## Problem details
Quote the whole listing exactly. Leave the pictures out of your copy.
>>>
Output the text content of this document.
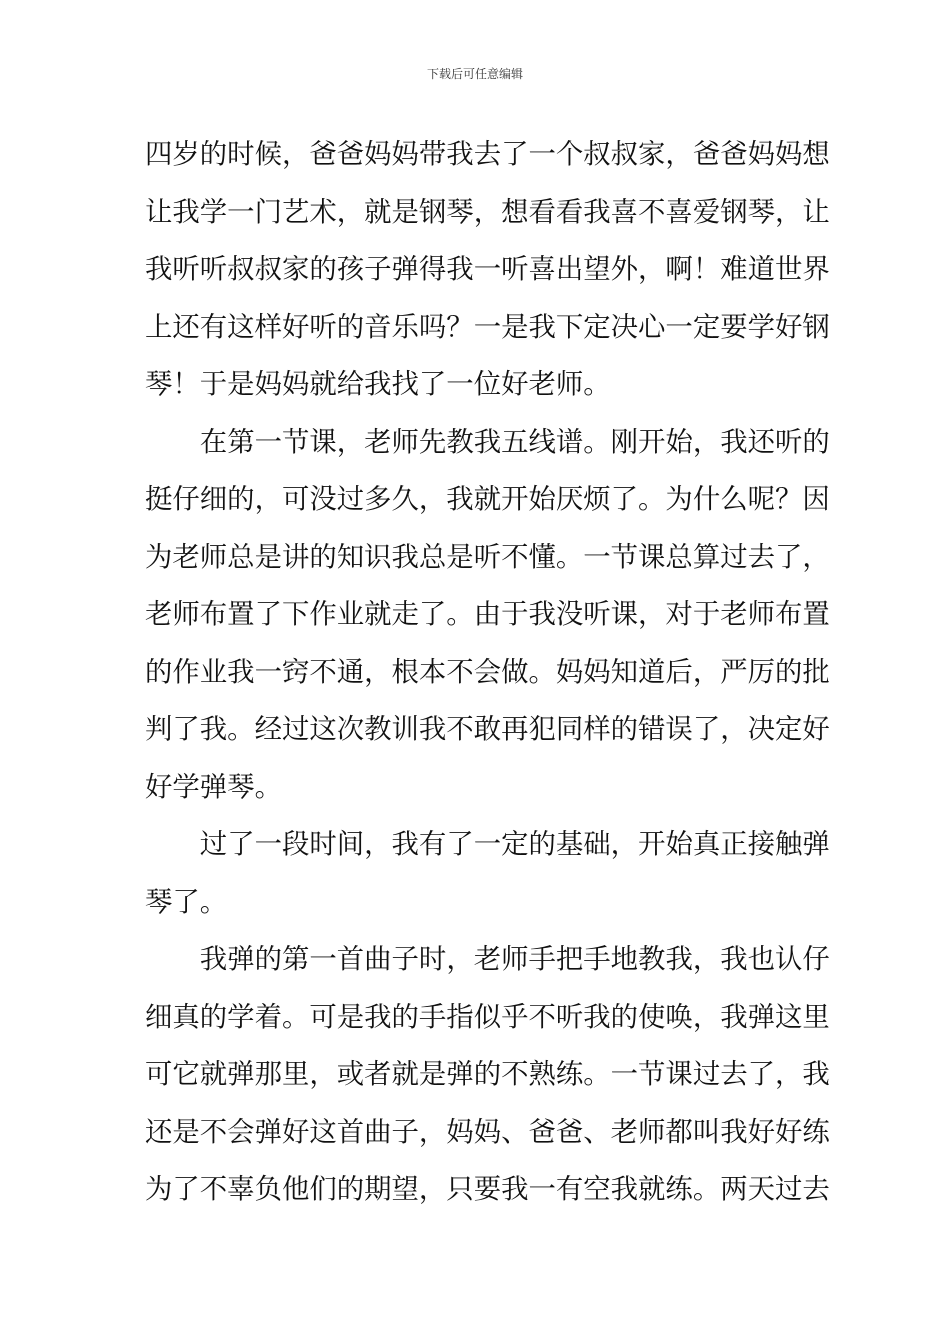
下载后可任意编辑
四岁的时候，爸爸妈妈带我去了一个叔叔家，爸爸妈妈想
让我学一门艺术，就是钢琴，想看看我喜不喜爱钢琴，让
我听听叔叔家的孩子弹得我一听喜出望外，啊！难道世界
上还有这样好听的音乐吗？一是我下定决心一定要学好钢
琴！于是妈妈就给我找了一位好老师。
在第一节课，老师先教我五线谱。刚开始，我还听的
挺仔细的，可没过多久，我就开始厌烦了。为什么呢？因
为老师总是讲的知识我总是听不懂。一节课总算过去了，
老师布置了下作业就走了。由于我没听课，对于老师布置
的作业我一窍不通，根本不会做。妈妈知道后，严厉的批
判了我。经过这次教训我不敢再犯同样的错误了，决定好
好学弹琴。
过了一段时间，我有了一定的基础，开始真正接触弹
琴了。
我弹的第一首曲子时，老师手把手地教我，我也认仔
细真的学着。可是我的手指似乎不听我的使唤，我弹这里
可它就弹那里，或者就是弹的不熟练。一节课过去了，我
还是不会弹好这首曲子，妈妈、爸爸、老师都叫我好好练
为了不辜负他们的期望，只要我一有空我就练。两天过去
<<<
## The output
Output the text content of this document.
下载后可任意编辑
四岁的时候，爸爸妈妈带我去了一个叔叔家，爸爸妈妈想
让我学一门艺术，就是钢琴，想看看我喜不喜爱钢琴，让
我听听叔叔家的孩子弹得我一听喜出望外，啊！难道世界
上还有这样好听的音乐吗？一是我下定决心一定要学好钢
琴！于是妈妈就给我找了一位好老师。
在第一节课，老师先教我五线谱。刚开始，我还听的
挺仔细的，可没过多久，我就开始厌烦了。为什么呢？因
为老师总是讲的知识我总是听不懂。一节课总算过去了，
老师布置了下作业就走了。由于我没听课，对于老师布置
的作业我一窍不通，根本不会做。妈妈知道后，严厉的批
判了我。经过这次教训我不敢再犯同样的错误了，决定好
好学弹琴。
过了一段时间，我有了一定的基础，开始真正接触弹
琴了。
我弹的第一首曲子时，老师手把手地教我，我也认仔
细真的学着。可是我的手指似乎不听我的使唤，我弹这里
可它就弹那里，或者就是弹的不熟练。一节课过去了，我
还是不会弹好这首曲子，妈妈、爸爸、老师都叫我好好练
为了不辜负他们的期望，只要我一有空我就练。两天过去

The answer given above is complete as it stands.